Task to complete
Sort through the data and copy the lines holding the word "label".
** Start of Stored records **
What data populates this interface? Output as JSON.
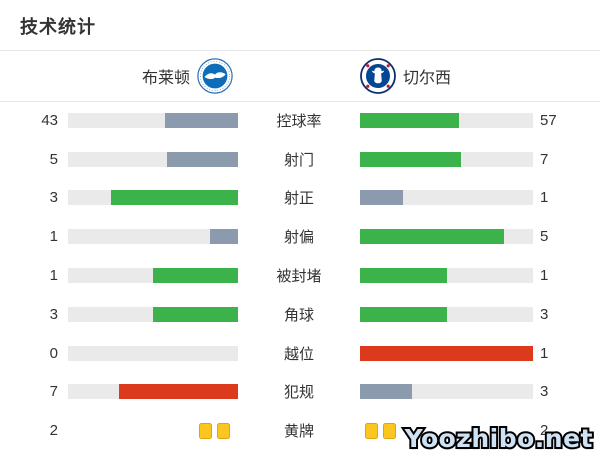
{
  "page": {
    "title": "技术统计"
  },
  "teams": {
    "home": {
      "name": "布莱顿",
      "logo": "brighton-crest"
    },
    "away": {
      "name": "切尔西",
      "logo": "chelsea-crest"
    }
  },
  "watermark": "Yoozhibo.net",
  "colors": {
    "green": "#3bb24a",
    "gray": "#8c9aae",
    "red": "#dc3a1c",
    "track": "#eaeaea",
    "card_fill": "#fcc51f",
    "card_border": "#dfa411",
    "brighton_blue": "#0d6db9",
    "chelsea_blue": "#034694"
  },
  "chart_data": {
    "type": "bar",
    "title": "技术统计",
    "orientation": "horizontal-mirrored",
    "teams": [
      "布莱顿",
      "切尔西"
    ],
    "rows": [
      {
        "label": "控球率",
        "home": 43,
        "away": 57,
        "home_style": "gray",
        "away_style": "green"
      },
      {
        "label": "射门",
        "home": 5,
        "away": 7,
        "home_style": "gray",
        "away_style": "green"
      },
      {
        "label": "射正",
        "home": 3,
        "away": 1,
        "home_style": "green",
        "away_style": "gray"
      },
      {
        "label": "射偏",
        "home": 1,
        "away": 5,
        "home_style": "gray",
        "away_style": "green"
      },
      {
        "label": "被封堵",
        "home": 1,
        "away": 1,
        "home_style": "green",
        "away_style": "green"
      },
      {
        "label": "角球",
        "home": 3,
        "away": 3,
        "home_style": "green",
        "away_style": "green"
      },
      {
        "label": "越位",
        "home": 0,
        "away": 1,
        "home_style": "none",
        "away_style": "red"
      },
      {
        "label": "犯规",
        "home": 7,
        "away": 3,
        "home_style": "red",
        "away_style": "gray"
      },
      {
        "label": "黄牌",
        "home": 2,
        "away": 2,
        "type": "cards"
      }
    ]
  }
}
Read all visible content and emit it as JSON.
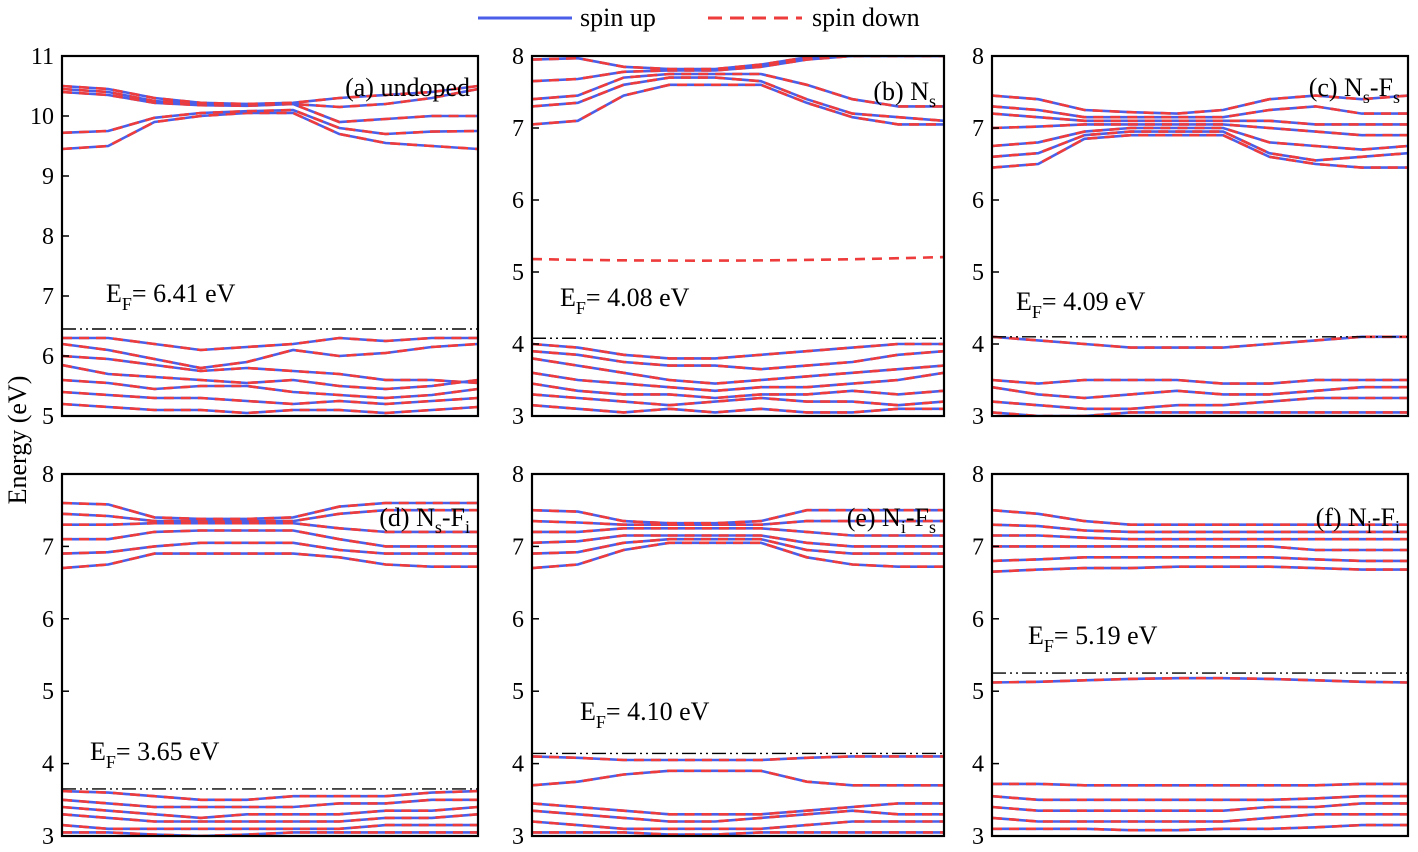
** End of Stored records **
Exercise response
        "label": "控球率",
        "label": "射门",
        "label": "射正",
        "label": "射偏",
        "label": "被封堵",
        "label": "角球",
        "label": "越位",
        "label": "犯规",
        "label": "黄牌",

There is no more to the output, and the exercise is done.